Data items:
=-=-=

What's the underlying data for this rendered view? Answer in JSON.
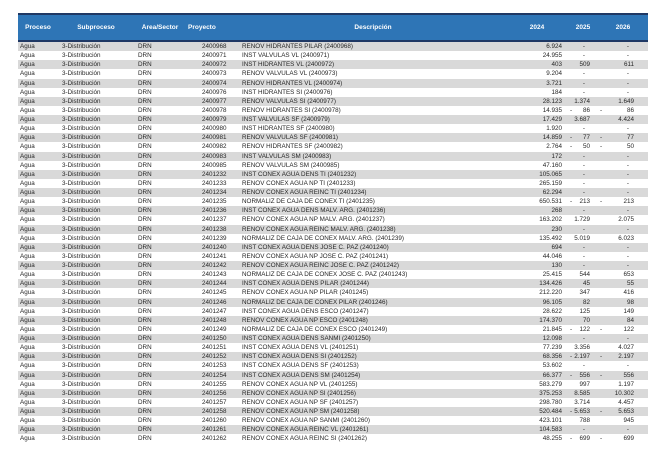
{
  "colors": {
    "header_bg": "#2E75B6",
    "header_border": "#1F3864",
    "row_stripe": "#D9D9D9",
    "header_text": "#FFFFFF",
    "body_text": "#262626"
  },
  "table": {
    "columns": [
      {
        "key": "proceso",
        "label": "Proceso"
      },
      {
        "key": "subproceso",
        "label": "Subproceso"
      },
      {
        "key": "area",
        "label": "Área/Sector"
      },
      {
        "key": "proyecto",
        "label": "Proyecto"
      },
      {
        "key": "descripcion",
        "label": "Descripción"
      },
      {
        "key": "y2024",
        "label": "2024"
      },
      {
        "key": "y2025",
        "label": "2025"
      },
      {
        "key": "y2026",
        "label": "2026"
      }
    ],
    "rows": [
      {
        "proceso": "Agua",
        "subproceso": "3-Distribución",
        "area": "DRN",
        "proyecto": "2400968",
        "descripcion": "RENOV HIDRANTES PILAR (2400968)",
        "y2024": "6.924",
        "y2025": "-",
        "y2026": "-"
      },
      {
        "proceso": "Agua",
        "subproceso": "3-Distribución",
        "area": "DRN",
        "proyecto": "2400971",
        "descripcion": "INST VALVULAS VL (2400971)",
        "y2024": "24.955",
        "y2025": "-",
        "y2026": "-"
      },
      {
        "proceso": "Agua",
        "subproceso": "3-Distribución",
        "area": "DRN",
        "proyecto": "2400972",
        "descripcion": "INST HIDRANTES VL (2400972)",
        "y2024": "403",
        "y2025": "509",
        "y2026": "611"
      },
      {
        "proceso": "Agua",
        "subproceso": "3-Distribución",
        "area": "DRN",
        "proyecto": "2400973",
        "descripcion": "RENOV VALVULAS VL (2400973)",
        "y2024": "9.204",
        "y2025": "-",
        "y2026": "-"
      },
      {
        "proceso": "Agua",
        "subproceso": "3-Distribución",
        "area": "DRN",
        "proyecto": "2400974",
        "descripcion": "RENOV HIDRANTES VL (2400974)",
        "y2024": "3.721",
        "y2025": "-",
        "y2026": "-"
      },
      {
        "proceso": "Agua",
        "subproceso": "3-Distribución",
        "area": "DRN",
        "proyecto": "2400976",
        "descripcion": "INST HIDRANTES SI (2400976)",
        "y2024": "184",
        "y2025": "-",
        "y2026": "-"
      },
      {
        "proceso": "Agua",
        "subproceso": "3-Distribución",
        "area": "DRN",
        "proyecto": "2400977",
        "descripcion": "RENOV VALVULAS SI (2400977)",
        "y2024": "28.123",
        "y2025": "1.374",
        "y2026": "1.649"
      },
      {
        "proceso": "Agua",
        "subproceso": "3-Distribución",
        "area": "DRN",
        "proyecto": "2400978",
        "descripcion": "RENOV HIDRANTES SI (2400978)",
        "y2024": "14.935",
        "y2025": "-86",
        "y2026": "-86"
      },
      {
        "proceso": "Agua",
        "subproceso": "3-Distribución",
        "area": "DRN",
        "proyecto": "2400979",
        "descripcion": "INST VALVULAS SF (2400979)",
        "y2024": "17.429",
        "y2025": "3.687",
        "y2026": "4.424"
      },
      {
        "proceso": "Agua",
        "subproceso": "3-Distribución",
        "area": "DRN",
        "proyecto": "2400980",
        "descripcion": "INST HIDRANTES SF (2400980)",
        "y2024": "1.920",
        "y2025": "-",
        "y2026": "-"
      },
      {
        "proceso": "Agua",
        "subproceso": "3-Distribución",
        "area": "DRN",
        "proyecto": "2400981",
        "descripcion": "RENOV VALVULAS SF (2400981)",
        "y2024": "14.859",
        "y2025": "-77",
        "y2026": "-77"
      },
      {
        "proceso": "Agua",
        "subproceso": "3-Distribución",
        "area": "DRN",
        "proyecto": "2400982",
        "descripcion": "RENOV HIDRANTES SF (2400982)",
        "y2024": "2.764",
        "y2025": "-50",
        "y2026": "-50"
      },
      {
        "proceso": "Agua",
        "subproceso": "3-Distribución",
        "area": "DRN",
        "proyecto": "2400983",
        "descripcion": "INST VALVULAS SM (2400983)",
        "y2024": "172",
        "y2025": "-",
        "y2026": "-"
      },
      {
        "proceso": "Agua",
        "subproceso": "3-Distribución",
        "area": "DRN",
        "proyecto": "2400985",
        "descripcion": "RENOV VALVULAS SM (2400985)",
        "y2024": "47.160",
        "y2025": "-",
        "y2026": "-"
      },
      {
        "proceso": "Agua",
        "subproceso": "3-Distribución",
        "area": "DRN",
        "proyecto": "2401232",
        "descripcion": "INST CONEX AGUA DENS TI (2401232)",
        "y2024": "105.065",
        "y2025": "-",
        "y2026": "-"
      },
      {
        "proceso": "Agua",
        "subproceso": "3-Distribución",
        "area": "DRN",
        "proyecto": "2401233",
        "descripcion": "RENOV CONEX AGUA NP TI (2401233)",
        "y2024": "265.159",
        "y2025": "-",
        "y2026": "-"
      },
      {
        "proceso": "Agua",
        "subproceso": "3-Distribución",
        "area": "DRN",
        "proyecto": "2401234",
        "descripcion": "RENOV CONEX AGUA REINC TI (2401234)",
        "y2024": "62.294",
        "y2025": "-",
        "y2026": "-"
      },
      {
        "proceso": "Agua",
        "subproceso": "3-Distribución",
        "area": "DRN",
        "proyecto": "2401235",
        "descripcion": "NORMALIZ DE CAJA DE CONEX TI (2401235)",
        "y2024": "650.531",
        "y2025": "-213",
        "y2026": "-213"
      },
      {
        "proceso": "Agua",
        "subproceso": "3-Distribución",
        "area": "DRN",
        "proyecto": "2401236",
        "descripcion": "INST CONEX AGUA DENS MALV. ARG. (2401236)",
        "y2024": "268",
        "y2025": "-",
        "y2026": "-"
      },
      {
        "proceso": "Agua",
        "subproceso": "3-Distribución",
        "area": "DRN",
        "proyecto": "2401237",
        "descripcion": "RENOV CONEX AGUA NP MALV. ARG. (2401237)",
        "y2024": "163.202",
        "y2025": "1.729",
        "y2026": "2.075"
      },
      {
        "proceso": "Agua",
        "subproceso": "3-Distribución",
        "area": "DRN",
        "proyecto": "2401238",
        "descripcion": "RENOV CONEX AGUA REINC MALV. ARG. (2401238)",
        "y2024": "230",
        "y2025": "-",
        "y2026": "-"
      },
      {
        "proceso": "Agua",
        "subproceso": "3-Distribución",
        "area": "DRN",
        "proyecto": "2401239",
        "descripcion": "NORMALIZ DE CAJA DE CONEX MALV. ARG. (2401239)",
        "y2024": "135.492",
        "y2025": "5.019",
        "y2026": "6.023"
      },
      {
        "proceso": "Agua",
        "subproceso": "3-Distribución",
        "area": "DRN",
        "proyecto": "2401240",
        "descripcion": "INST CONEX AGUA DENS JOSE C. PAZ (2401240)",
        "y2024": "694",
        "y2025": "-",
        "y2026": "-"
      },
      {
        "proceso": "Agua",
        "subproceso": "3-Distribución",
        "area": "DRN",
        "proyecto": "2401241",
        "descripcion": "RENOV CONEX AGUA NP JOSE C. PAZ (2401241)",
        "y2024": "44.046",
        "y2025": "-",
        "y2026": "-"
      },
      {
        "proceso": "Agua",
        "subproceso": "3-Distribución",
        "area": "DRN",
        "proyecto": "2401242",
        "descripcion": "RENOV CONEX AGUA REINC JOSE C. PAZ (2401242)",
        "y2024": "130",
        "y2025": "-",
        "y2026": "-"
      },
      {
        "proceso": "Agua",
        "subproceso": "3-Distribución",
        "area": "DRN",
        "proyecto": "2401243",
        "descripcion": "NORMALIZ DE CAJA DE CONEX JOSE C. PAZ (2401243)",
        "y2024": "25.415",
        "y2025": "544",
        "y2026": "653"
      },
      {
        "proceso": "Agua",
        "subproceso": "3-Distribución",
        "area": "DRN",
        "proyecto": "2401244",
        "descripcion": "INST CONEX AGUA DENS PILAR (2401244)",
        "y2024": "134.426",
        "y2025": "45",
        "y2026": "55"
      },
      {
        "proceso": "Agua",
        "subproceso": "3-Distribución",
        "area": "DRN",
        "proyecto": "2401245",
        "descripcion": "RENOV CONEX AGUA NP PILAR (2401245)",
        "y2024": "212.220",
        "y2025": "347",
        "y2026": "416"
      },
      {
        "proceso": "Agua",
        "subproceso": "3-Distribución",
        "area": "DRN",
        "proyecto": "2401246",
        "descripcion": "NORMALIZ DE CAJA DE CONEX PILAR (2401246)",
        "y2024": "96.105",
        "y2025": "82",
        "y2026": "98"
      },
      {
        "proceso": "Agua",
        "subproceso": "3-Distribución",
        "area": "DRN",
        "proyecto": "2401247",
        "descripcion": "INST CONEX AGUA DENS ESCO (2401247)",
        "y2024": "28.622",
        "y2025": "125",
        "y2026": "149"
      },
      {
        "proceso": "Agua",
        "subproceso": "3-Distribución",
        "area": "DRN",
        "proyecto": "2401248",
        "descripcion": "RENOV CONEX AGUA NP ESCO (2401248)",
        "y2024": "174.370",
        "y2025": "70",
        "y2026": "84"
      },
      {
        "proceso": "Agua",
        "subproceso": "3-Distribución",
        "area": "DRN",
        "proyecto": "2401249",
        "descripcion": "NORMALIZ DE CAJA DE CONEX ESCO (2401249)",
        "y2024": "21.845",
        "y2025": "-122",
        "y2026": "-122"
      },
      {
        "proceso": "Agua",
        "subproceso": "3-Distribución",
        "area": "DRN",
        "proyecto": "2401250",
        "descripcion": "INST CONEX AGUA DENS SANMI (2401250)",
        "y2024": "12.098",
        "y2025": "-",
        "y2026": "-"
      },
      {
        "proceso": "Agua",
        "subproceso": "3-Distribución",
        "area": "DRN",
        "proyecto": "2401251",
        "descripcion": "INST CONEX AGUA DENS VL (2401251)",
        "y2024": "77.239",
        "y2025": "3.356",
        "y2026": "4.027"
      },
      {
        "proceso": "Agua",
        "subproceso": "3-Distribución",
        "area": "DRN",
        "proyecto": "2401252",
        "descripcion": "INST CONEX AGUA DENS SI (2401252)",
        "y2024": "68.356",
        "y2025": "-2.197",
        "y2026": "-2.197"
      },
      {
        "proceso": "Agua",
        "subproceso": "3-Distribución",
        "area": "DRN",
        "proyecto": "2401253",
        "descripcion": "INST CONEX AGUA DENS SF (2401253)",
        "y2024": "53.602",
        "y2025": "-",
        "y2026": "-"
      },
      {
        "proceso": "Agua",
        "subproceso": "3-Distribución",
        "area": "DRN",
        "proyecto": "2401254",
        "descripcion": "INST CONEX AGUA DENS SM (2401254)",
        "y2024": "66.377",
        "y2025": "-556",
        "y2026": "-556"
      },
      {
        "proceso": "Agua",
        "subproceso": "3-Distribución",
        "area": "DRN",
        "proyecto": "2401255",
        "descripcion": "RENOV CONEX AGUA NP VL (2401255)",
        "y2024": "583.279",
        "y2025": "997",
        "y2026": "1.197"
      },
      {
        "proceso": "Agua",
        "subproceso": "3-Distribución",
        "area": "DRN",
        "proyecto": "2401256",
        "descripcion": "RENOV CONEX AGUA NP SI (2401256)",
        "y2024": "375.253",
        "y2025": "8.585",
        "y2026": "10.302"
      },
      {
        "proceso": "Agua",
        "subproceso": "3-Distribución",
        "area": "DRN",
        "proyecto": "2401257",
        "descripcion": "RENOV CONEX AGUA NP SF (2401257)",
        "y2024": "298.780",
        "y2025": "3.714",
        "y2026": "4.457"
      },
      {
        "proceso": "Agua",
        "subproceso": "3-Distribución",
        "area": "DRN",
        "proyecto": "2401258",
        "descripcion": "RENOV CONEX AGUA NP SM (2401258)",
        "y2024": "520.484",
        "y2025": "-5.653",
        "y2026": "-5.653"
      },
      {
        "proceso": "Agua",
        "subproceso": "3-Distribución",
        "area": "DRN",
        "proyecto": "2401260",
        "descripcion": "RENOV CONEX AGUA NP SANMI (2401260)",
        "y2024": "423.101",
        "y2025": "788",
        "y2026": "945"
      },
      {
        "proceso": "Agua",
        "subproceso": "3-Distribución",
        "area": "DRN",
        "proyecto": "2401261",
        "descripcion": "RENOV CONEX AGUA REINC VL (2401261)",
        "y2024": "104.583",
        "y2025": "-",
        "y2026": "-"
      },
      {
        "proceso": "Agua",
        "subproceso": "3-Distribución",
        "area": "DRN",
        "proyecto": "2401262",
        "descripcion": "RENOV CONEX AGUA REINC SI (2401262)",
        "y2024": "48.255",
        "y2025": "-699",
        "y2026": "-699"
      }
    ]
  }
}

=-=-=

Return every line above that contains the word "SANMI".

--- COMPLETE ANSWER ---
        "descripcion": "INST CONEX AGUA DENS SANMI (2401250)",
        "descripcion": "RENOV CONEX AGUA NP SANMI (2401260)",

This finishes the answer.